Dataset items
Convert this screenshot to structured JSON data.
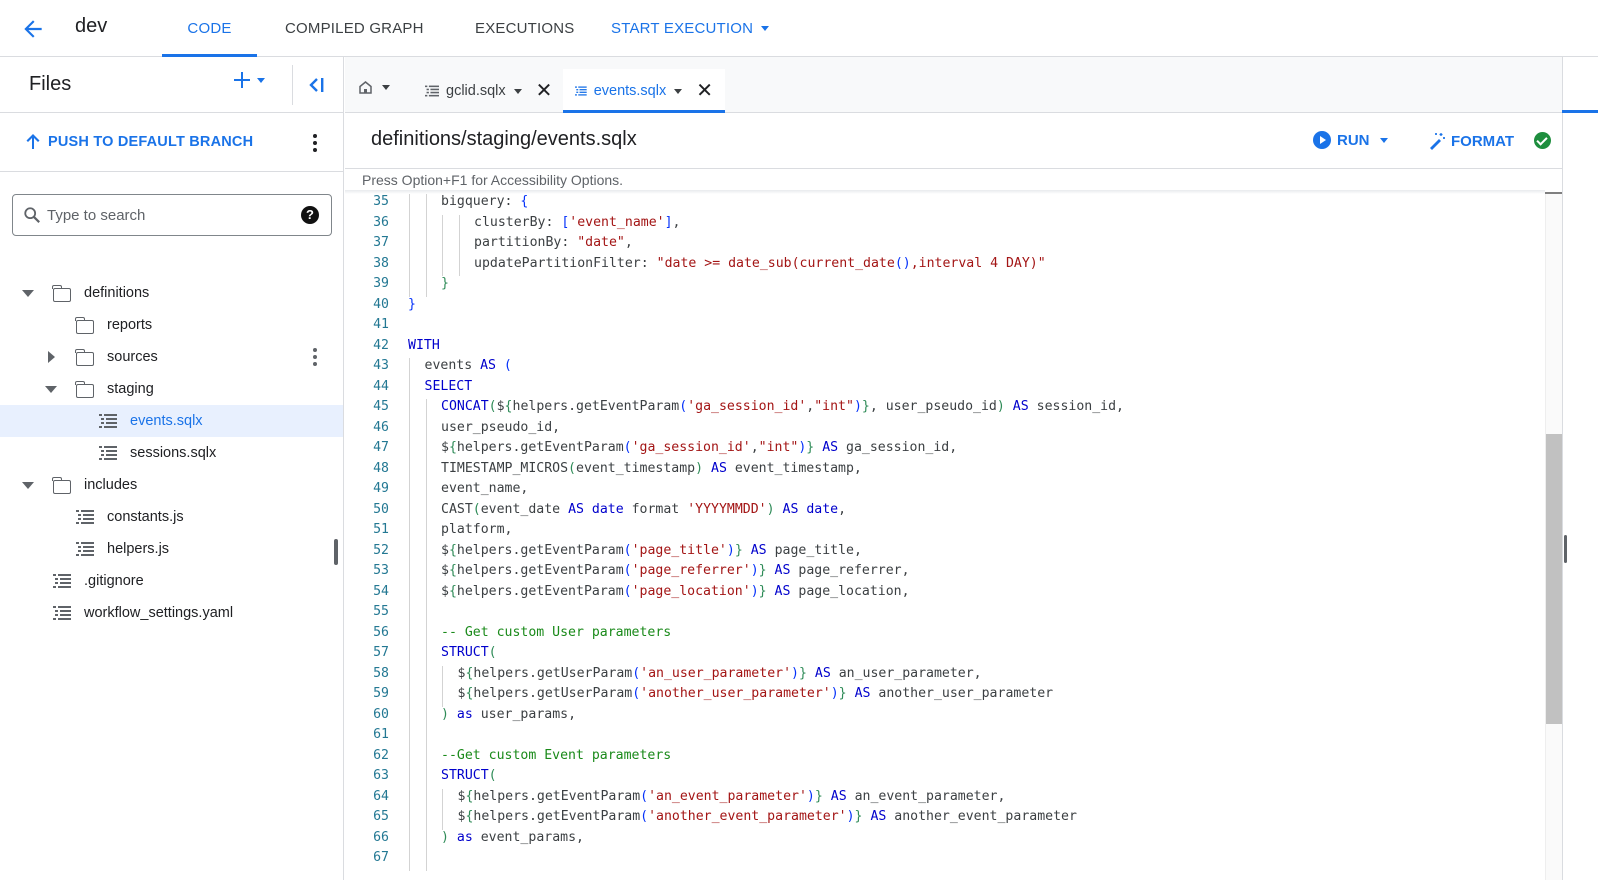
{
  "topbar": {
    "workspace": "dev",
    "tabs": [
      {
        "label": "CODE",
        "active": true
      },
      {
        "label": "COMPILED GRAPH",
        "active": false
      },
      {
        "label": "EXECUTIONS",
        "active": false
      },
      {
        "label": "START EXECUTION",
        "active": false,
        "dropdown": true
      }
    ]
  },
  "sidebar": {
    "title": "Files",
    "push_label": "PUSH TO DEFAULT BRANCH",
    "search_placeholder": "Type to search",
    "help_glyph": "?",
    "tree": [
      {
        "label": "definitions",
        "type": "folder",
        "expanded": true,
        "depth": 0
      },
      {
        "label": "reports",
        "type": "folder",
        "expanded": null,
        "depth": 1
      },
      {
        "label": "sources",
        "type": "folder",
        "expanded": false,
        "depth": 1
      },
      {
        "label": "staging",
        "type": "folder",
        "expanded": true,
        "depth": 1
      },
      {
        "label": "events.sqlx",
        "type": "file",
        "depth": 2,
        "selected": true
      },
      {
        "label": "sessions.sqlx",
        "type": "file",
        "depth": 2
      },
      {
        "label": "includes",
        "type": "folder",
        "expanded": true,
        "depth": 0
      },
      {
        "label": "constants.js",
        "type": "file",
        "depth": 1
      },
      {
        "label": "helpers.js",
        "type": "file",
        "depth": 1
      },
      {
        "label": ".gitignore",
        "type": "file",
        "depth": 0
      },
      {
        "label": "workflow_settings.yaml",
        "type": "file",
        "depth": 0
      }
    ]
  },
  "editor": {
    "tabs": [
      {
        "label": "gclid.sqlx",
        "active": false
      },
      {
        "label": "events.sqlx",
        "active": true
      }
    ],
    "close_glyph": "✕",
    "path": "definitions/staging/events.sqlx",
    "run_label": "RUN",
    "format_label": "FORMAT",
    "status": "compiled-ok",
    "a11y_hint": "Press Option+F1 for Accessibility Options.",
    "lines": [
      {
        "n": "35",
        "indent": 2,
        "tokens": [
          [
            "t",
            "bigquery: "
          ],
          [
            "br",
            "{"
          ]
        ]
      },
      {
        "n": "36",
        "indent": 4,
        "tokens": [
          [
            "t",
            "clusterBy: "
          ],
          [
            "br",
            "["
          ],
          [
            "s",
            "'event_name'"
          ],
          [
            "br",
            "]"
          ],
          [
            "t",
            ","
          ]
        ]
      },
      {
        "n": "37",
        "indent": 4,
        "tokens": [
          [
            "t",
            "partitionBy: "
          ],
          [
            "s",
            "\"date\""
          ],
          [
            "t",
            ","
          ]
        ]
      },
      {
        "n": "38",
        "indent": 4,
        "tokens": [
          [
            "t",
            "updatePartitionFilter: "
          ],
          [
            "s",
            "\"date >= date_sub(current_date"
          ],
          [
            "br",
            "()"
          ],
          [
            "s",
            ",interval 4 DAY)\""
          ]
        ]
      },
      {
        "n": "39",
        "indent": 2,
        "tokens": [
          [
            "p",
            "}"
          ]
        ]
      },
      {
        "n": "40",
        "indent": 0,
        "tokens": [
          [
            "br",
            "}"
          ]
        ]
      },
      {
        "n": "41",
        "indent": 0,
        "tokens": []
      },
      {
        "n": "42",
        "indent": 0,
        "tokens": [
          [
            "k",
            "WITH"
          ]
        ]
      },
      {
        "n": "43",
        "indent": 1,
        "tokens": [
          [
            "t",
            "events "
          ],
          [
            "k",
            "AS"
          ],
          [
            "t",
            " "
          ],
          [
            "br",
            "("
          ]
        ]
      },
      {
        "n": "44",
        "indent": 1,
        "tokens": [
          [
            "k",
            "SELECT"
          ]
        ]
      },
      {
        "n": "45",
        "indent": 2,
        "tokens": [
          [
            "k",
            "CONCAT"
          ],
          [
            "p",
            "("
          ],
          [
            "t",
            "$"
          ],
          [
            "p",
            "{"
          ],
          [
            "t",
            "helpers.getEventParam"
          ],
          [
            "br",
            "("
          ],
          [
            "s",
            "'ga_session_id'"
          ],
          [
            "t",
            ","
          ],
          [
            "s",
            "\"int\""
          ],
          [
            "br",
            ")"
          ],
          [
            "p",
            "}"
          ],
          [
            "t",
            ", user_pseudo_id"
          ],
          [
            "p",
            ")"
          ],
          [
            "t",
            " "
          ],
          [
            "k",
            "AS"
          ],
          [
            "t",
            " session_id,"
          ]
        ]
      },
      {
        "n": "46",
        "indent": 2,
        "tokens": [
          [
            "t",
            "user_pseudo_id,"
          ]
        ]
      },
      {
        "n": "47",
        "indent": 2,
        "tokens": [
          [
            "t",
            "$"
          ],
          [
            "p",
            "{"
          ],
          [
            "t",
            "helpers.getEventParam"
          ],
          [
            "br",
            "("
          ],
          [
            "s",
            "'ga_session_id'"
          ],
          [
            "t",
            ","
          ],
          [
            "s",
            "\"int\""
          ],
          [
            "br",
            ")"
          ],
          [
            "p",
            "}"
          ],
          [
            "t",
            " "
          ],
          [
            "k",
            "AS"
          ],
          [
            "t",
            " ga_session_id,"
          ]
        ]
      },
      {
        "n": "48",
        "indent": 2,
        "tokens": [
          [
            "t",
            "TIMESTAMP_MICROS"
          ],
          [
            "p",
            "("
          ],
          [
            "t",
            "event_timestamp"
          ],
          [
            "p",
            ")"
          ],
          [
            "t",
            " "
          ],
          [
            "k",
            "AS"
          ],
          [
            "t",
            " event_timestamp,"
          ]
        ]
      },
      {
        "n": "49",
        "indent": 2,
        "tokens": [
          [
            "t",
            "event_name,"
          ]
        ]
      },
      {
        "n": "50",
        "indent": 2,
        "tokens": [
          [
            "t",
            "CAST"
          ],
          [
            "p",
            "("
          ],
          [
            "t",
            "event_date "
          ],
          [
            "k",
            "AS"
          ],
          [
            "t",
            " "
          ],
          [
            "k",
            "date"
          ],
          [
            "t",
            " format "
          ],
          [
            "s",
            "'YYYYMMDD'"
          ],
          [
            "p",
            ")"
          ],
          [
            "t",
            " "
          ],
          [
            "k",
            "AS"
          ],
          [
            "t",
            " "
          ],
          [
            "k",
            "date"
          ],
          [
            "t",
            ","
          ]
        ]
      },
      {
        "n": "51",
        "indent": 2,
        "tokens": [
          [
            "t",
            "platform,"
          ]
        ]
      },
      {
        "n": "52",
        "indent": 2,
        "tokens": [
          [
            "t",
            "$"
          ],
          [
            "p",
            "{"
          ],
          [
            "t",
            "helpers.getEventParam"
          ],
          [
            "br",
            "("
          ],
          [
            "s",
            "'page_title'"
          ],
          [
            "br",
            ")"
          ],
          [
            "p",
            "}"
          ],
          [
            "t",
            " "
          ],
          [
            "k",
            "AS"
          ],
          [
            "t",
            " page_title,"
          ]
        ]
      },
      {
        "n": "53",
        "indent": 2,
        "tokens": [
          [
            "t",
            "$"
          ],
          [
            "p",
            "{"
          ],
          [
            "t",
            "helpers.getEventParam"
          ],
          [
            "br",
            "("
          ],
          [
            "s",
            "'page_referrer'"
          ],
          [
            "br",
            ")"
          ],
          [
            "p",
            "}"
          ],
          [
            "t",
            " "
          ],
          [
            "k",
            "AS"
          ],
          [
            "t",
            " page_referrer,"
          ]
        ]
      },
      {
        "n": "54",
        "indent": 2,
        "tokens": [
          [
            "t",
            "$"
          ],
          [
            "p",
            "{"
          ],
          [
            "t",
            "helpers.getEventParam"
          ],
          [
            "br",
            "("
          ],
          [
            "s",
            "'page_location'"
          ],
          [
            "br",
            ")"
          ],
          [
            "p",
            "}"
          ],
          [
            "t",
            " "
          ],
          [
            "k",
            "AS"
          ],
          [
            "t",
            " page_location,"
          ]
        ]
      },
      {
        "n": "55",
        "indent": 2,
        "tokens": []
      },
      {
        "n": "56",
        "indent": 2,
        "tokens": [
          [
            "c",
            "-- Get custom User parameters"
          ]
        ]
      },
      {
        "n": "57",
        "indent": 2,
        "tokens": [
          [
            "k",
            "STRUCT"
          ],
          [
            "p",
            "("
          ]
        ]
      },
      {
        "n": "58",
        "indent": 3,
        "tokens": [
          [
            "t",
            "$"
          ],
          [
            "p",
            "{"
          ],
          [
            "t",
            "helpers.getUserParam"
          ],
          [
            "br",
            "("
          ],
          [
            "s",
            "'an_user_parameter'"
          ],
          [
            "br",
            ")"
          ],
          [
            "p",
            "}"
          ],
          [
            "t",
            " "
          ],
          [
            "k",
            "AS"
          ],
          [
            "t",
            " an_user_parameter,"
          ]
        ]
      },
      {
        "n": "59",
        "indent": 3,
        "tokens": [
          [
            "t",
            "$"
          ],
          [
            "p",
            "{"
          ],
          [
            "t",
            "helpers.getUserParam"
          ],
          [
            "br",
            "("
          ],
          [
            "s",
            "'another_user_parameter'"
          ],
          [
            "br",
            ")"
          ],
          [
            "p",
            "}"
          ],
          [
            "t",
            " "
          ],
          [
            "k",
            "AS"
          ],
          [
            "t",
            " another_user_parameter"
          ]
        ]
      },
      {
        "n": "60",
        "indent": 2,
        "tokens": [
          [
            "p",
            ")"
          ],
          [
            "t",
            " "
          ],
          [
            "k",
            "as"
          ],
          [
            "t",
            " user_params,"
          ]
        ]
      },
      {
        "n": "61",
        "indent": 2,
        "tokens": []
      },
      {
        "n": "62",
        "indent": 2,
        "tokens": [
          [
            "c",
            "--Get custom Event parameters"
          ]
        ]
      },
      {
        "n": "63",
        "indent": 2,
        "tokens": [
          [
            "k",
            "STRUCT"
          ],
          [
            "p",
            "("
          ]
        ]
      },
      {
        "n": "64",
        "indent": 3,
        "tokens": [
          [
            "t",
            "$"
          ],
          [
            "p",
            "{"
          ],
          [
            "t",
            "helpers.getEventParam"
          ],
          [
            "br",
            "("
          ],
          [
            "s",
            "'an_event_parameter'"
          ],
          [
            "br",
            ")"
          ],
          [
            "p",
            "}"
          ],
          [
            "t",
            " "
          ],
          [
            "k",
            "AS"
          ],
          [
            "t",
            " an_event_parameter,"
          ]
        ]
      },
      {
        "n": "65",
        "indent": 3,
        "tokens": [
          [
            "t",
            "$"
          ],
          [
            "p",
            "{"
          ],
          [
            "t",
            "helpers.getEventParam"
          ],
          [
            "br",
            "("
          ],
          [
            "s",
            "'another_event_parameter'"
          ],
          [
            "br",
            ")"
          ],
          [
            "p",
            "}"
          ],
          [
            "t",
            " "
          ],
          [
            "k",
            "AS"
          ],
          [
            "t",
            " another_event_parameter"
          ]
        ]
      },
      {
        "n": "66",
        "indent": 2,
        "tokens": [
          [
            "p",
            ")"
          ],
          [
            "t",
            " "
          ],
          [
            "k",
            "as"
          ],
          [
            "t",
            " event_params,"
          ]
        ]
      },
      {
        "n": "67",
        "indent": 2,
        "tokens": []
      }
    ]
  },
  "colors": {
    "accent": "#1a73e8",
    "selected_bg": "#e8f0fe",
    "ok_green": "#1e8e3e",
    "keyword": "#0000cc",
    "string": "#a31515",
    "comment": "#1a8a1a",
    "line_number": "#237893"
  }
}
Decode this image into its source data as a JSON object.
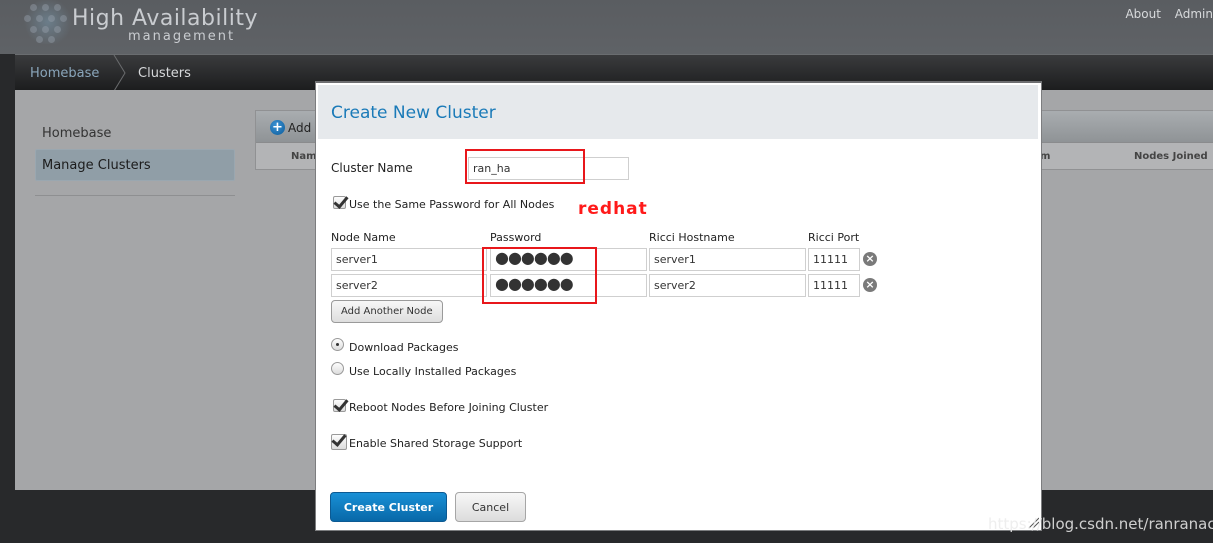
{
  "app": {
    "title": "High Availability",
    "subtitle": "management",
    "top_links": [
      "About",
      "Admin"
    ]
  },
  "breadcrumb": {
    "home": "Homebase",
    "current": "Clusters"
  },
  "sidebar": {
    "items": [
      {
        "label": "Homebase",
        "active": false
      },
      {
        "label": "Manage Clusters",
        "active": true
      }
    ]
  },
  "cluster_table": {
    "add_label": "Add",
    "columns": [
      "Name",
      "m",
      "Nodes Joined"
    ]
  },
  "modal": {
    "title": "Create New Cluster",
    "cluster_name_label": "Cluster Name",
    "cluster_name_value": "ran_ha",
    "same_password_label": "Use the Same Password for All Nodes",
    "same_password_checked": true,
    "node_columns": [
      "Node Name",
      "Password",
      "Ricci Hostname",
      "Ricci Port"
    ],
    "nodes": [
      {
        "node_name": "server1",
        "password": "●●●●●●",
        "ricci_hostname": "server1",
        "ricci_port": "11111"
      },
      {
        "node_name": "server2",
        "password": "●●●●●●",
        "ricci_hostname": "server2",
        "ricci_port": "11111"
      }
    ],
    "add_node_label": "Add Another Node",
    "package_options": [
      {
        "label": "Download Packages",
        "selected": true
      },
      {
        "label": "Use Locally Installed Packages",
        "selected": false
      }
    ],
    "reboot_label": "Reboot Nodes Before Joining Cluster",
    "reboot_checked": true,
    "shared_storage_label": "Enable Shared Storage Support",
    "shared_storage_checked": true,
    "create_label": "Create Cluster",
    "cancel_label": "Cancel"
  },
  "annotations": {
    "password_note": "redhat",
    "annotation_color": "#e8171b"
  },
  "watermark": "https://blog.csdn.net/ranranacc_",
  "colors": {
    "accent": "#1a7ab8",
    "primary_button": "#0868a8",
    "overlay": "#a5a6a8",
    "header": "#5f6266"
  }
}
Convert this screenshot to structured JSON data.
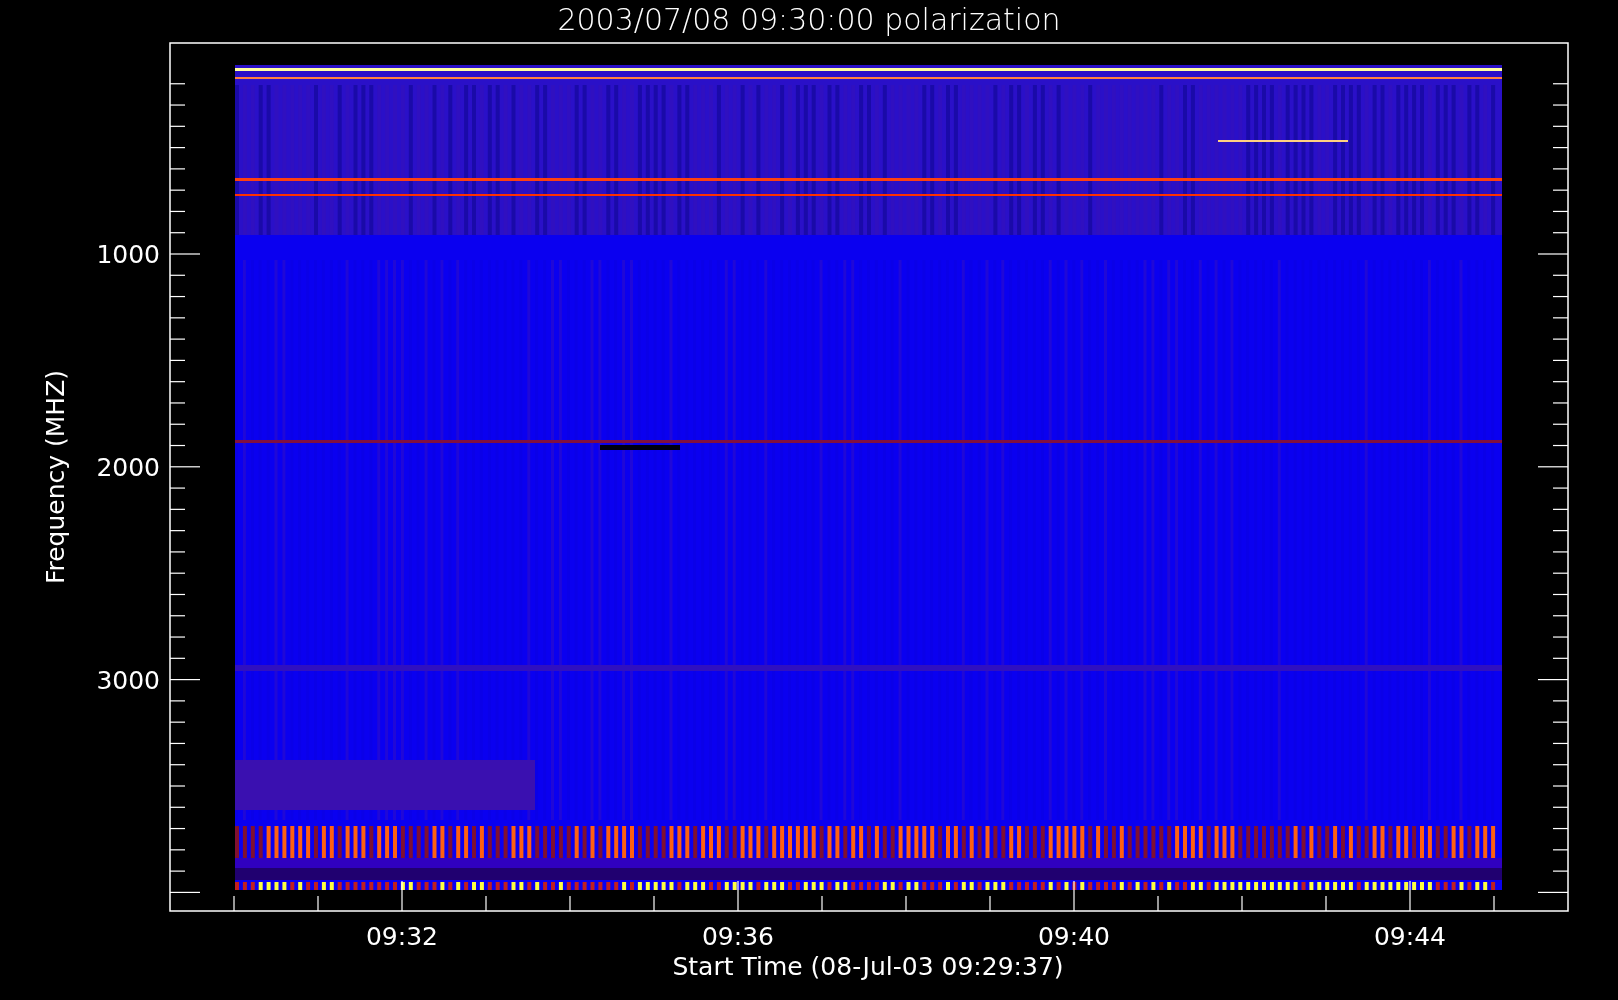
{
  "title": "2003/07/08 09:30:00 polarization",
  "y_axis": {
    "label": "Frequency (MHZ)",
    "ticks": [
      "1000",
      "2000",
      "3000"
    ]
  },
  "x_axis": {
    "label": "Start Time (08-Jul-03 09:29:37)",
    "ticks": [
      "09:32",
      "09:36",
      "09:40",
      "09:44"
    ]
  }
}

= Exercise =
Note every line above where the string "parameters" shows up, and copy those lines.

= Solution below =
            "-- Get custom User parameters"
            "--Get custom Event parameters"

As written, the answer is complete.